====== Record excerpts

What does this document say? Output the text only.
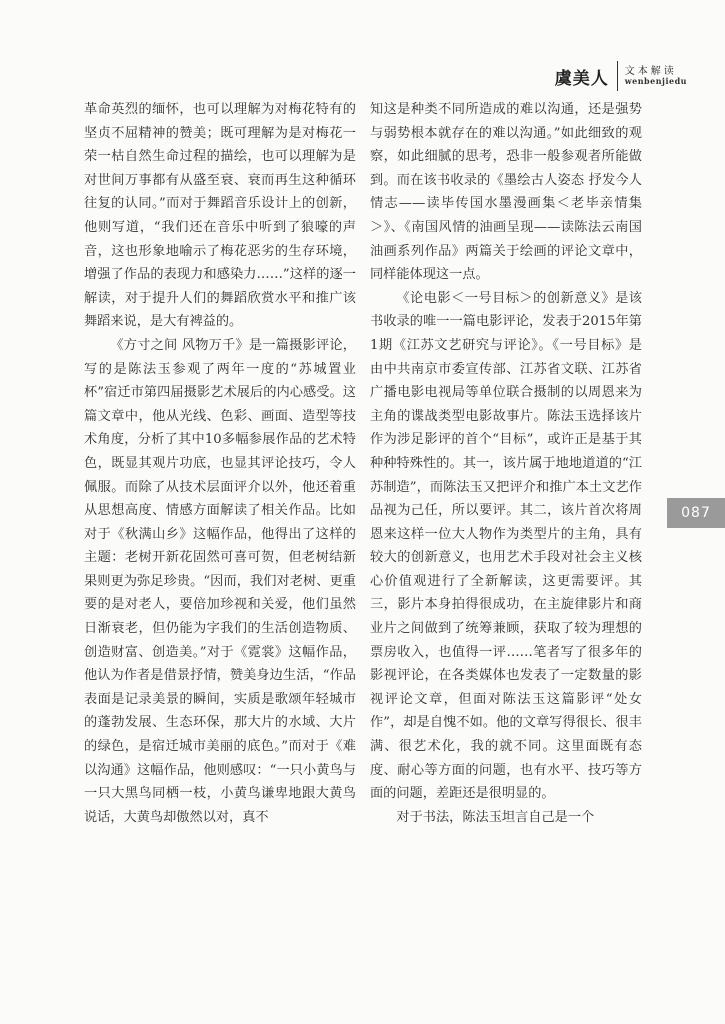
虞美人	文本解读
wenbenjiedu

革命英烈的缅怀，也可以理解为对梅花特有的坚贞不屈精神的赞美；既可理解为是对梅花一荣一枯自然生命过程的描绘，也可以理解为是对世间万事都有从盛至衰、衰而再生这种循环往复的认同。”而对于舞蹈音乐设计上的创新，他则写道，“我们还在音乐中听到了狼嚎的声音，这也形象地喻示了梅花恶劣的生存环境，增强了作品的表现力和感染力……”这样的逐一解读，对于提升人们的舞蹈欣赏水平和推广该舞蹈来说，是大有裨益的。

《方寸之间 风物万千》是一篇摄影评论，写的是陈法玉参观了两年一度的“苏城置业杯”宿迁市第四届摄影艺术展后的内心感受。这篇文章中，他从光线、色彩、画面、造型等技术角度，分析了其中10多幅参展作品的艺术特色，既显其观片功底，也显其评论技巧，令人佩服。而除了从技术层面评介以外，他还着重从思想高度、情感方面解读了相关作品。比如对于《秋满山乡》这幅作品，他得出了这样的主题：老树开新花固然可喜可贺，但老树结新果则更为弥足珍贵。“因而，我们对老树、更重要的是对老人，要倍加珍视和关爱，他们虽然日渐衰老，但仍能为字我们的生活创造物质、创造财富、创造美。”对于《霓裳》这幅作品，他认为作者是借景抒情，赞美身边生活，“作品表面是记录美景的瞬间，实质是歌颂年轻城市的蓬勃发展、生态环保，那大片的水域、大片的绿色，是宿迁城市美丽的底色。”而对于《难以沟通》这幅作品，他则感叹：“一只小黄鸟与一只大黑鸟同栖一枝，小黄鸟谦卑地跟大黄鸟说话，大黄鸟却傲然以对，真不

知这是种类不同所造成的难以沟通，还是强势与弱势根本就存在的难以沟通。”如此细致的观察，如此细腻的思考，恐非一般参观者所能做到。而在该书收录的《墨绘古人姿态 抒发今人情志——读毕传国水墨漫画集＜老毕亲情集＞》、《南国风情的油画呈现——读陈法云南国油画系列作品》两篇关于绘画的评论文章中，同样能体现这一点。

《论电影＜一号目标＞的创新意义》是该书收录的唯一一篇电影评论，发表于2015年第1期《江苏文艺研究与评论》。《一号目标》是由中共南京市委宣传部、江苏省文联、江苏省广播电影电视局等单位联合摄制的以周恩来为主角的谍战类型电影故事片。陈法玉选择该片作为涉足影评的首个“目标”，或许正是基于其种种特殊性的。其一，该片属于地地道道的“江苏制造”，而陈法玉又把评介和推广本土文艺作品视为己任，所以要评。其二，该片首次将周恩来这样一位大人物作为类型片的主角，具有较大的创新意义，也用艺术手段对社会主义核心价值观进行了全新解读，这更需要评。其三，影片本身拍得很成功，在主旋律影片和商业片之间做到了统筹兼顾，获取了较为理想的票房收入，也值得一评……笔者写了很多年的影视评论，在各类媒体也发表了一定数量的影视评论文章，但面对陈法玉这篇影评“处女作”，却是自愧不如。他的文章写得很长、很丰满、很艺术化，我的就不同。这里面既有态度、耐心等方面的问题，也有水平、技巧等方面的问题，差距还是很明显的。

对于书法，陈法玉坦言自己是一个

087
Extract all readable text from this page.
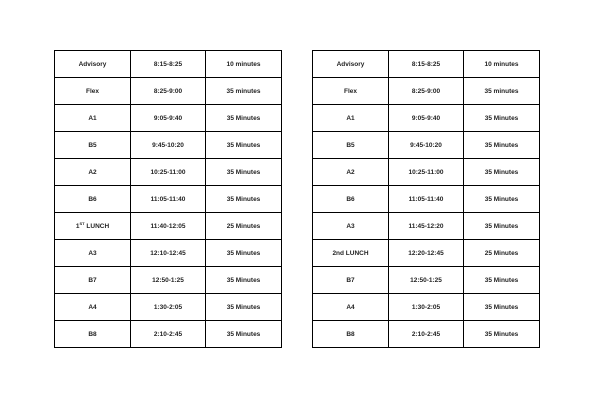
Advisory	8:15-8:25	10 minutes
Flex	8:25-9:00	35 minutes
A1	9:05-9:40	35 Minutes
B5	9:45-10:20	35 Minutes
A2	10:25-11:00	35 Minutes
B6	11:05-11:40	35 Minutes
1ST LUNCH	11:40-12:05	25 Minutes
A3	12:10-12:45	35 Minutes
B7	12:50-1:25	35 Minutes
A4	1:30-2:05	35 Minutes
B8	2:10-2:45	35 Minutes
Advisory	8:15-8:25	10 minutes
Flex	8:25-9:00	35 minutes
A1	9:05-9:40	35 Minutes
B5	9:45-10:20	35 Minutes
A2	10:25-11:00	35 Minutes
B6	11:05-11:40	35 Minutes
A3	11:45-12:20	35 Minutes
2nd LUNCH	12:20-12:45	25 Minutes
B7	12:50-1:25	35 Minutes
A4	1:30-2:05	35 Minutes
B8	2:10-2:45	35 Minutes
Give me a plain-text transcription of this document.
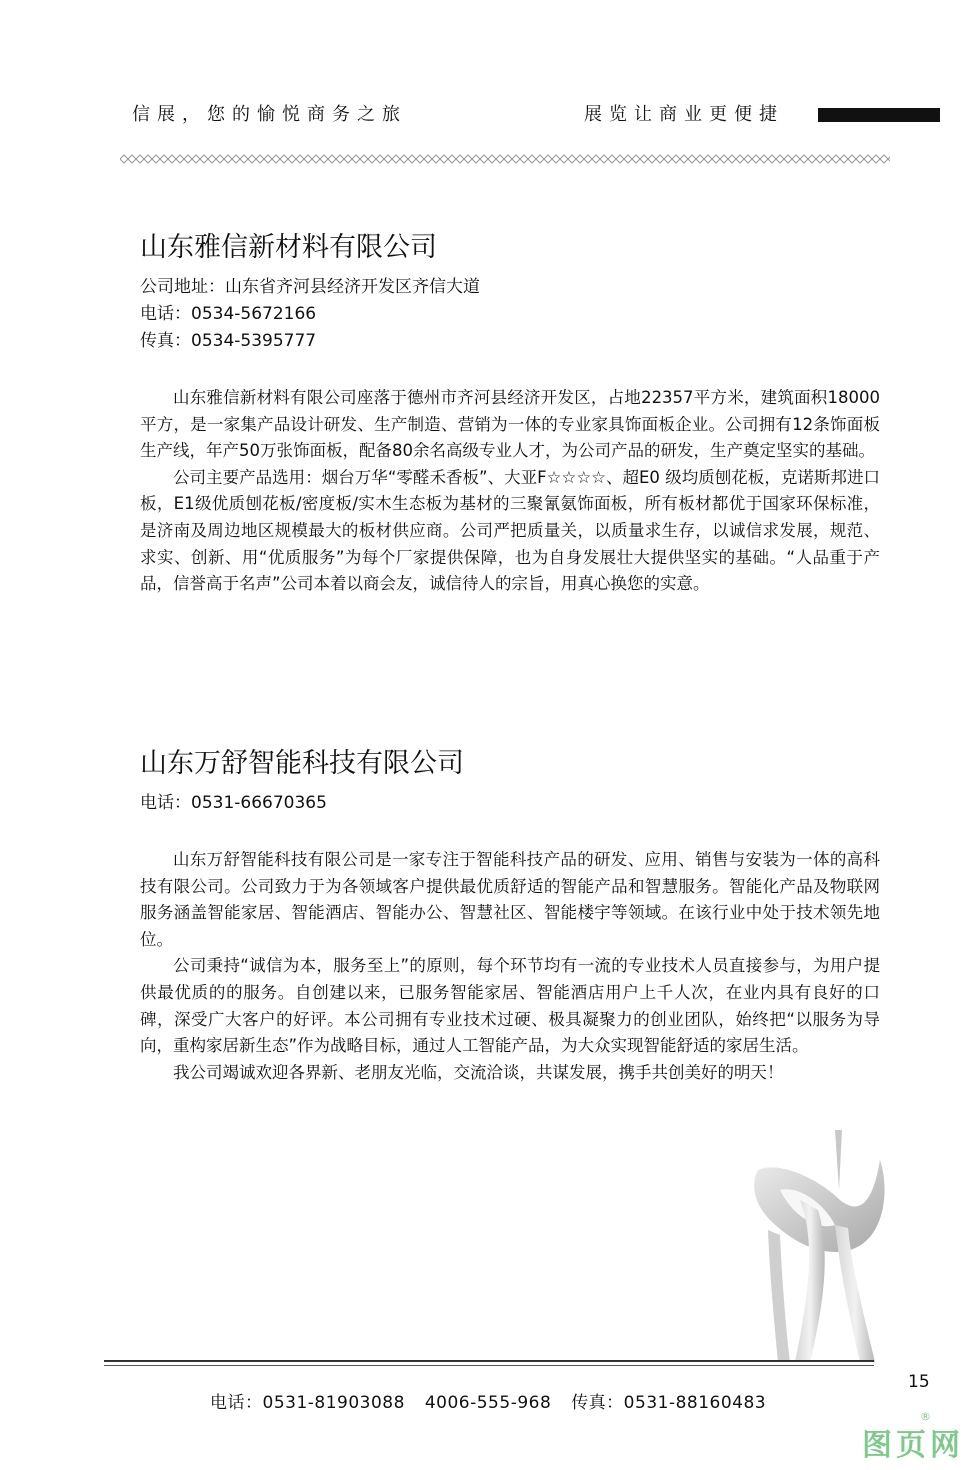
信展，您的愉悦商务之旅	展览让商业更便捷
山东雅信新材料有限公司
公司地址：山东省齐河县经济开发区齐信大道
电话：0534-5672166
传真：0534-5395777

山东雅信新材料有限公司座落于德州市齐河县经济开发区，占地22357平方米，建筑面积18000平方，是一家集产品设计研发、生产制造、营销为一体的专业家具饰面板企业。公司拥有12条饰面板生产线，年产50万张饰面板，配备80余名高级专业人才，为公司产品的研发，生产奠定坚实的基础。

公司主要产品选用：烟台万华“零醛禾香板”、大亚F☆☆☆☆、超E0 级均质刨花板，克诺斯邦进口板，E1级优质刨花板/密度板/实木生态板为基材的三聚氰氨饰面板，所有板材都优于国家环保标准，是济南及周边地区规模最大的板材供应商。公司严把质量关，以质量求生存，以诚信求发展，规范、求实、创新、用“优质服务”为每个厂家提供保障，也为自身发展壮大提供坚实的基础。“人品重于产品，信誉高于名声”公司本着以商会友，诚信待人的宗旨，用真心换您的实意。

山东万舒智能科技有限公司
电话：0531-66670365

山东万舒智能科技有限公司是一家专注于智能科技产品的研发、应用、销售与安装为一体的高科技有限公司。公司致力于为各领域客户提供最优质舒适的智能产品和智慧服务。智能化产品及物联网服务涵盖智能家居、智能酒店、智能办公、智慧社区、智能楼宇等领域。在该行业中处于技术领先地位。

公司秉持“诚信为本，服务至上”的原则，每个环节均有一流的专业技术人员直接参与，为用户提供最优质的的服务。自创建以来，已服务智能家居、智能酒店用户上千人次，在业内具有良好的口碑，深受广大客户的好评。本公司拥有专业技术过硬、极具凝聚力的创业团队，始终把“以服务为导向，重构家居新生态”作为战略目标，通过人工智能产品，为大众实现智能舒适的家居生活。

我公司竭诚欢迎各界新、老朋友光临，交流洽谈，共谋发展，携手共创美好的明天！

15
电话：0531-81903088 4006-555-968 传真：0531-88160483
图页网
®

============

**Set task**:
Copy each line in full and exactly, omitting any picture.

**Result of the task**:
What does this document say? Output the text only.
虞美人	文本解读
wenbenjiedu

革命英烈的缅怀，也可以理解为对梅花特有的坚贞不屈精神的赞美；既可理解为是对梅花一荣一枯自然生命过程的描绘，也可以理解为是对世间万事都有从盛至衰、衰而再生这种循环往复的认同。”而对于舞蹈音乐设计上的创新，他则写道，“我们还在音乐中听到了狼嚎的声音，这也形象地喻示了梅花恶劣的生存环境，增强了作品的表现力和感染力……”这样的逐一解读，对于提升人们的舞蹈欣赏水平和推广该舞蹈来说，是大有裨益的。

《方寸之间 风物万千》是一篇摄影评论，写的是陈法玉参观了两年一度的“苏城置业杯”宿迁市第四届摄影艺术展后的内心感受。这篇文章中，他从光线、色彩、画面、造型等技术角度，分析了其中10多幅参展作品的艺术特色，既显其观片功底，也显其评论技巧，令人佩服。而除了从技术层面评介以外，他还着重从思想高度、情感方面解读了相关作品。比如对于《秋满山乡》这幅作品，他得出了这样的主题：老树开新花固然可喜可贺，但老树结新果则更为弥足珍贵。“因而，我们对老树、更重要的是对老人，要倍加珍视和关爱，他们虽然日渐衰老，但仍能为字我们的生活创造物质、创造财富、创造美。”对于《霓裳》这幅作品，他认为作者是借景抒情，赞美身边生活，“作品表面是记录美景的瞬间，实质是歌颂年轻城市的蓬勃发展、生态环保，那大片的水域、大片的绿色，是宿迁城市美丽的底色。”而对于《难以沟通》这幅作品，他则感叹：“一只小黄鸟与一只大黑鸟同栖一枝，小黄鸟谦卑地跟大黄鸟说话，大黄鸟却傲然以对，真不

知这是种类不同所造成的难以沟通，还是强势与弱势根本就存在的难以沟通。”如此细致的观察，如此细腻的思考，恐非一般参观者所能做到。而在该书收录的《墨绘古人姿态 抒发今人情志——读毕传国水墨漫画集＜老毕亲情集＞》、《南国风情的油画呈现——读陈法云南国油画系列作品》两篇关于绘画的评论文章中，同样能体现这一点。

《论电影＜一号目标＞的创新意义》是该书收录的唯一一篇电影评论，发表于2015年第1期《江苏文艺研究与评论》。《一号目标》是由中共南京市委宣传部、江苏省文联、江苏省广播电影电视局等单位联合摄制的以周恩来为主角的谍战类型电影故事片。陈法玉选择该片作为涉足影评的首个“目标”，或许正是基于其种种特殊性的。其一，该片属于地地道道的“江苏制造”，而陈法玉又把评介和推广本土文艺作品视为己任，所以要评。其二，该片首次将周恩来这样一位大人物作为类型片的主角，具有较大的创新意义，也用艺术手段对社会主义核心价值观进行了全新解读，这更需要评。其三，影片本身拍得很成功，在主旋律影片和商业片之间做到了统筹兼顾，获取了较为理想的票房收入，也值得一评……笔者写了很多年的影视评论，在各类媒体也发表了一定数量的影视评论文章，但面对陈法玉这篇影评“处女作”，却是自愧不如。他的文章写得很长、很丰满、很艺术化，我的就不同。这里面既有态度、耐心等方面的问题，也有水平、技巧等方面的问题，差距还是很明显的。

对于书法，陈法玉坦言自己是一个

087
Extract all readable text from this page.
Advisory	8:15-8:25	10 minutes
Flex	8:25-9:00	35 minutes
A1	9:05-9:40	35 Minutes
B5	9:45-10:20	35 Minutes
A2	10:25-11:00	35 Minutes
B6	11:05-11:40	35 Minutes
1ST LUNCH	11:40-12:05	25 Minutes
A3	12:10-12:45	35 Minutes
B7	12:50-1:25	35 Minutes
A4	1:30-2:05	35 Minutes
B8	2:10-2:45	35 Minutes
Advisory	8:15-8:25	10 minutes
Flex	8:25-9:00	35 minutes
A1	9:05-9:40	35 Minutes
B5	9:45-10:20	35 Minutes
A2	10:25-11:00	35 Minutes
B6	11:05-11:40	35 Minutes
A3	11:45-12:20	35 Minutes
2nd LUNCH	12:20-12:45	25 Minutes
B7	12:50-1:25	35 Minutes
A4	1:30-2:05	35 Minutes
B8	2:10-2:45	35 Minutes
Give me a plain-text transcription of this document.
信展，您的愉悦商务之旅	展览让商业更便捷
山东雅信新材料有限公司
公司地址：山东省齐河县经济开发区齐信大道
电话：0534-5672166
传真：0534-5395777

山东雅信新材料有限公司座落于德州市齐河县经济开发区，占地22357平方米，建筑面积18000平方，是一家集产品设计研发、生产制造、营销为一体的专业家具饰面板企业。公司拥有12条饰面板生产线，年产50万张饰面板，配备80余名高级专业人才，为公司产品的研发，生产奠定坚实的基础。

公司主要产品选用：烟台万华“零醛禾香板”、大亚F☆☆☆☆、超E0 级均质刨花板，克诺斯邦进口板，E1级优质刨花板/密度板/实木生态板为基材的三聚氰氨饰面板，所有板材都优于国家环保标准，是济南及周边地区规模最大的板材供应商。公司严把质量关，以质量求生存，以诚信求发展，规范、求实、创新、用“优质服务”为每个厂家提供保障，也为自身发展壮大提供坚实的基础。“人品重于产品，信誉高于名声”公司本着以商会友，诚信待人的宗旨，用真心换您的实意。

山东万舒智能科技有限公司
电话：0531-66670365

山东万舒智能科技有限公司是一家专注于智能科技产品的研发、应用、销售与安装为一体的高科技有限公司。公司致力于为各领域客户提供最优质舒适的智能产品和智慧服务。智能化产品及物联网服务涵盖智能家居、智能酒店、智能办公、智慧社区、智能楼宇等领域。在该行业中处于技术领先地位。

公司秉持“诚信为本，服务至上”的原则，每个环节均有一流的专业技术人员直接参与，为用户提供最优质的的服务。自创建以来，已服务智能家居、智能酒店用户上千人次，在业内具有良好的口碑，深受广大客户的好评。本公司拥有专业技术过硬、极具凝聚力的创业团队，始终把“以服务为导向，重构家居新生态”作为战略目标，通过人工智能产品，为大众实现智能舒适的家居生活。

我公司竭诚欢迎各界新、老朋友光临，交流洽谈，共谋发展，携手共创美好的明天！

15
电话：0531-81903088 4006-555-968 传真：0531-88160483
图页网
®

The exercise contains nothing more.